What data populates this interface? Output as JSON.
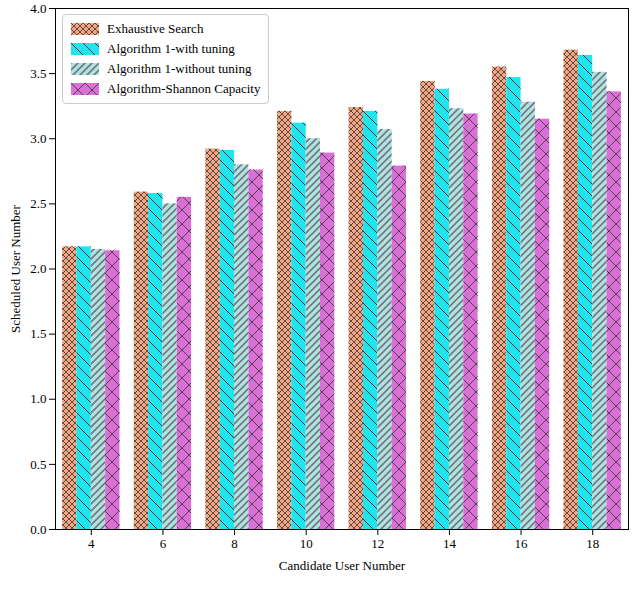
{
  "chart_data": {
    "type": "bar",
    "x_label": "Candidate User Number",
    "y_label": "Scheduled User Number",
    "categories": [
      "4",
      "6",
      "8",
      "10",
      "12",
      "14",
      "16",
      "18"
    ],
    "series": [
      {
        "name": "Exhaustive Search",
        "color": "#f4a582",
        "values": [
          2.17,
          2.59,
          2.92,
          3.21,
          3.24,
          3.44,
          3.55,
          3.68
        ]
      },
      {
        "name": "Algorithm 1-with tuning",
        "color": "#1ee6f0",
        "values": [
          2.17,
          2.58,
          2.91,
          3.12,
          3.21,
          3.38,
          3.47,
          3.64
        ]
      },
      {
        "name": "Algorithm 1-without tuning",
        "color": "#aee3e6",
        "values": [
          2.15,
          2.5,
          2.8,
          3.0,
          3.07,
          3.23,
          3.28,
          3.51
        ]
      },
      {
        "name": "Algorithm-Shannon Capacity",
        "color": "#da70d6",
        "values": [
          2.14,
          2.55,
          2.76,
          2.89,
          2.79,
          3.19,
          3.15,
          3.36
        ]
      }
    ],
    "ylim": [
      0,
      4
    ],
    "yticks": [
      {
        "value": 0,
        "label": "0.0"
      },
      0.5,
      {
        "value": 1,
        "label": "1.0"
      },
      1.5,
      {
        "value": 2,
        "label": "2.0"
      },
      2.5,
      {
        "value": 3,
        "label": "3.0"
      },
      3.5,
      {
        "value": 4,
        "label": "4.0"
      }
    ],
    "legend": "upper left",
    "grid": false
  }
}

···

Using the records above, find and show each line with the string "Number".

    "x_label": "Candidate User Number",
    "y_label": "Scheduled User Number",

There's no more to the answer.